Task directions >> Please give the listing again, word for word, with nothing left out.

Raw data >>
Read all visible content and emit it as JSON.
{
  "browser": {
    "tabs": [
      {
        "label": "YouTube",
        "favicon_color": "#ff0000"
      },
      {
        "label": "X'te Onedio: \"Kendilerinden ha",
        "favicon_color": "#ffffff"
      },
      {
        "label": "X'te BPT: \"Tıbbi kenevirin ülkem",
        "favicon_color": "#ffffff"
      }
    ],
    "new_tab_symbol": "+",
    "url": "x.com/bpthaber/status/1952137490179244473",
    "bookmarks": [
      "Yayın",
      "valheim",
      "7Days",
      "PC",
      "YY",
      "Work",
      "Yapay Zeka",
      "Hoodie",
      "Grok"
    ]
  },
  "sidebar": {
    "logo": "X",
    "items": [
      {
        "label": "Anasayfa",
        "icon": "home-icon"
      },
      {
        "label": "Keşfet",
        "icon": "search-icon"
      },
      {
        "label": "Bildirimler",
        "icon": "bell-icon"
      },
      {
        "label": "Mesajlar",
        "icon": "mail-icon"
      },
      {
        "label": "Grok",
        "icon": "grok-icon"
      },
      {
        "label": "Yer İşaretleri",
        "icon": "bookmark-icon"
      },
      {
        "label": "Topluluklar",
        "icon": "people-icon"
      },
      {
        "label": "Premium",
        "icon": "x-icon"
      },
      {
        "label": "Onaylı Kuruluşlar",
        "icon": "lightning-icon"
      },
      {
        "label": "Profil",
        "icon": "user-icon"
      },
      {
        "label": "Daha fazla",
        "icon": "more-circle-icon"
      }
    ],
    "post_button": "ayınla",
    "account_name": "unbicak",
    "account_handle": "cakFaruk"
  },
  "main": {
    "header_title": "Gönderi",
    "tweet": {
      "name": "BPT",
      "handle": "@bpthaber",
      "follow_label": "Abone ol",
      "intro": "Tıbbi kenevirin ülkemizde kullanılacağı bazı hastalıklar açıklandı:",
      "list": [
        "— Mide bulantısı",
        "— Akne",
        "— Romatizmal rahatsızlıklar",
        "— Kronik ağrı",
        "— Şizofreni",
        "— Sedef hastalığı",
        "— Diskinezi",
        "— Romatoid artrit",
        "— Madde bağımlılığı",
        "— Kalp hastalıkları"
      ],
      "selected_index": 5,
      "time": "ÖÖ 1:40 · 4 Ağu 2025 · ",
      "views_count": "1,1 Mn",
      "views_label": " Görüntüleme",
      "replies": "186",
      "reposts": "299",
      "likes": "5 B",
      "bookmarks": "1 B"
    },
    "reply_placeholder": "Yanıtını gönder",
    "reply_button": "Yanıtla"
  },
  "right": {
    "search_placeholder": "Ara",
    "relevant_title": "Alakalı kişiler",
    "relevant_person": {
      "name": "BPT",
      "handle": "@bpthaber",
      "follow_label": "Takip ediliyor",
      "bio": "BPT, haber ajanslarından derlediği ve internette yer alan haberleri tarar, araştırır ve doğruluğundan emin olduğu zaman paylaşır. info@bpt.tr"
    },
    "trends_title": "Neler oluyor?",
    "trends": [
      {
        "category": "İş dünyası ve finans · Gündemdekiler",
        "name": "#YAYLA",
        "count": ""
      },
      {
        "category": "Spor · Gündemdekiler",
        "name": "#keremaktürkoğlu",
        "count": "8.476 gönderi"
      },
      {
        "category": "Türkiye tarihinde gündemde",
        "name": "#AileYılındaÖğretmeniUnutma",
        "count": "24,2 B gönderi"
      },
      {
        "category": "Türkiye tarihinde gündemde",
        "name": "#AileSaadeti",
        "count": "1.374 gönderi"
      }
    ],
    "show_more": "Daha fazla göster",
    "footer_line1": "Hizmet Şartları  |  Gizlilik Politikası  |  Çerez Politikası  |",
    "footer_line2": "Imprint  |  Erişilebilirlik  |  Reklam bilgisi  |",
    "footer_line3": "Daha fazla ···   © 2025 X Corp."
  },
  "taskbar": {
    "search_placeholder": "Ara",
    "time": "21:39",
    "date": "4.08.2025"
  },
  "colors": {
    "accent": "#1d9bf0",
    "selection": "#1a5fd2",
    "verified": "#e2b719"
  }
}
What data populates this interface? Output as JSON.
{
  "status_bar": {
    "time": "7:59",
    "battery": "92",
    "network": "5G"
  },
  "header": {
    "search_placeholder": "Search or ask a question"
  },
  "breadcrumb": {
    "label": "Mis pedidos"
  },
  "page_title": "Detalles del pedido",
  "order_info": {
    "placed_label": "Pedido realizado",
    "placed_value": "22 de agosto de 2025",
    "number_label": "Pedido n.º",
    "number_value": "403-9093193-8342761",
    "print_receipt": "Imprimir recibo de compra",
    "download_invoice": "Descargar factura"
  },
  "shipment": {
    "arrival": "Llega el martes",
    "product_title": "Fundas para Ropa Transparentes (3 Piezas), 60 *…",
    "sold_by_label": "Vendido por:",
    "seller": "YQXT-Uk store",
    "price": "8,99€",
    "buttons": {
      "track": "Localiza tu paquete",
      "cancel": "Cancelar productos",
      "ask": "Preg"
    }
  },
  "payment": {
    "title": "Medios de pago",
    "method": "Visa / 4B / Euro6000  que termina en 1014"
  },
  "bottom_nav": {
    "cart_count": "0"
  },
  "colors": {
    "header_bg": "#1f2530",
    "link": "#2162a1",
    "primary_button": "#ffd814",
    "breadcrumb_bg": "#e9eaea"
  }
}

The reply >>
Read all visible content and emit it as JSON.
{
  "browser": {
    "tabs": [
      {
        "label": "YouTube",
        "favicon_color": "#ff0000"
      },
      {
        "label": "X'te Onedio: \"Kendilerinden ha",
        "favicon_color": "#ffffff"
      },
      {
        "label": "X'te BPT: \"Tıbbi kenevirin ülkem",
        "favicon_color": "#ffffff"
      }
    ],
    "new_tab_symbol": "+",
    "url": "x.com/bpthaber/status/1952137490179244473",
    "bookmarks": [
      "Yayın",
      "valheim",
      "7Days",
      "PC",
      "YY",
      "Work",
      "Yapay Zeka",
      "Hoodie",
      "Grok"
    ]
  },
  "sidebar": {
    "logo": "X",
    "items": [
      {
        "label": "Anasayfa",
        "icon": "home-icon"
      },
      {
        "label": "Keşfet",
        "icon": "search-icon"
      },
      {
        "label": "Bildirimler",
        "icon": "bell-icon"
      },
      {
        "label": "Mesajlar",
        "icon": "mail-icon"
      },
      {
        "label": "Grok",
        "icon": "grok-icon"
      },
      {
        "label": "Yer İşaretleri",
        "icon": "bookmark-icon"
      },
      {
        "label": "Topluluklar",
        "icon": "people-icon"
      },
      {
        "label": "Premium",
        "icon": "x-icon"
      },
      {
        "label": "Onaylı Kuruluşlar",
        "icon": "lightning-icon"
      },
      {
        "label": "Profil",
        "icon": "user-icon"
      },
      {
        "label": "Daha fazla",
        "icon": "more-circle-icon"
      }
    ],
    "post_button": "ayınla",
    "account_name": "unbicak",
    "account_handle": "cakFaruk"
  },
  "main": {
    "header_title": "Gönderi",
    "tweet": {
      "name": "BPT",
      "handle": "@bpthaber",
      "follow_label": "Abone ol",
      "intro": "Tıbbi kenevirin ülkemizde kullanılacağı bazı hastalıklar açıklandı:",
      "list": [
        "— Mide bulantısı",
        "— Akne",
        "— Romatizmal rahatsızlıklar",
        "— Kronik ağrı",
        "— Şizofreni",
        "— Sedef hastalığı",
        "— Diskinezi",
        "— Romatoid artrit",
        "— Madde bağımlılığı",
        "— Kalp hastalıkları"
      ],
      "selected_index": 5,
      "time": "ÖÖ 1:40 · 4 Ağu 2025 · ",
      "views_count": "1,1 Mn",
      "views_label": " Görüntüleme",
      "replies": "186",
      "reposts": "299",
      "likes": "5 B",
      "bookmarks": "1 B"
    },
    "reply_placeholder": "Yanıtını gönder",
    "reply_button": "Yanıtla"
  },
  "right": {
    "search_placeholder": "Ara",
    "relevant_title": "Alakalı kişiler",
    "relevant_person": {
      "name": "BPT",
      "handle": "@bpthaber",
      "follow_label": "Takip ediliyor",
      "bio": "BPT, haber ajanslarından derlediği ve internette yer alan haberleri tarar, araştırır ve doğruluğundan emin olduğu zaman paylaşır. info@bpt.tr"
    },
    "trends_title": "Neler oluyor?",
    "trends": [
      {
        "category": "İş dünyası ve finans · Gündemdekiler",
        "name": "#YAYLA",
        "count": ""
      },
      {
        "category": "Spor · Gündemdekiler",
        "name": "#keremaktürkoğlu",
        "count": "8.476 gönderi"
      },
      {
        "category": "Türkiye tarihinde gündemde",
        "name": "#AileYılındaÖğretmeniUnutma",
        "count": "24,2 B gönderi"
      },
      {
        "category": "Türkiye tarihinde gündemde",
        "name": "#AileSaadeti",
        "count": "1.374 gönderi"
      }
    ],
    "show_more": "Daha fazla göster",
    "footer_line1": "Hizmet Şartları  |  Gizlilik Politikası  |  Çerez Politikası  |",
    "footer_line2": "Imprint  |  Erişilebilirlik  |  Reklam bilgisi  |",
    "footer_line3": "Daha fazla ···   © 2025 X Corp."
  },
  "taskbar": {
    "search_placeholder": "Ara",
    "time": "21:39",
    "date": "4.08.2025"
  },
  "colors": {
    "accent": "#1d9bf0",
    "selection": "#1a5fd2",
    "verified": "#e2b719"
  }
}
What data populates this interface? Output as JSON.
{
  "status_bar": {
    "time": "7:59",
    "battery": "92",
    "network": "5G"
  },
  "header": {
    "search_placeholder": "Search or ask a question"
  },
  "breadcrumb": {
    "label": "Mis pedidos"
  },
  "page_title": "Detalles del pedido",
  "order_info": {
    "placed_label": "Pedido realizado",
    "placed_value": "22 de agosto de 2025",
    "number_label": "Pedido n.º",
    "number_value": "403-9093193-8342761",
    "print_receipt": "Imprimir recibo de compra",
    "download_invoice": "Descargar factura"
  },
  "shipment": {
    "arrival": "Llega el martes",
    "product_title": "Fundas para Ropa Transparentes (3 Piezas), 60 *…",
    "sold_by_label": "Vendido por:",
    "seller": "YQXT-Uk store",
    "price": "8,99€",
    "buttons": {
      "track": "Localiza tu paquete",
      "cancel": "Cancelar productos",
      "ask": "Preg"
    }
  },
  "payment": {
    "title": "Medios de pago",
    "method": "Visa / 4B / Euro6000  que termina en 1014"
  },
  "bottom_nav": {
    "cart_count": "0"
  },
  "colors": {
    "header_bg": "#1f2530",
    "link": "#2162a1",
    "primary_button": "#ffd814",
    "breadcrumb_bg": "#e9eaea"
  }
}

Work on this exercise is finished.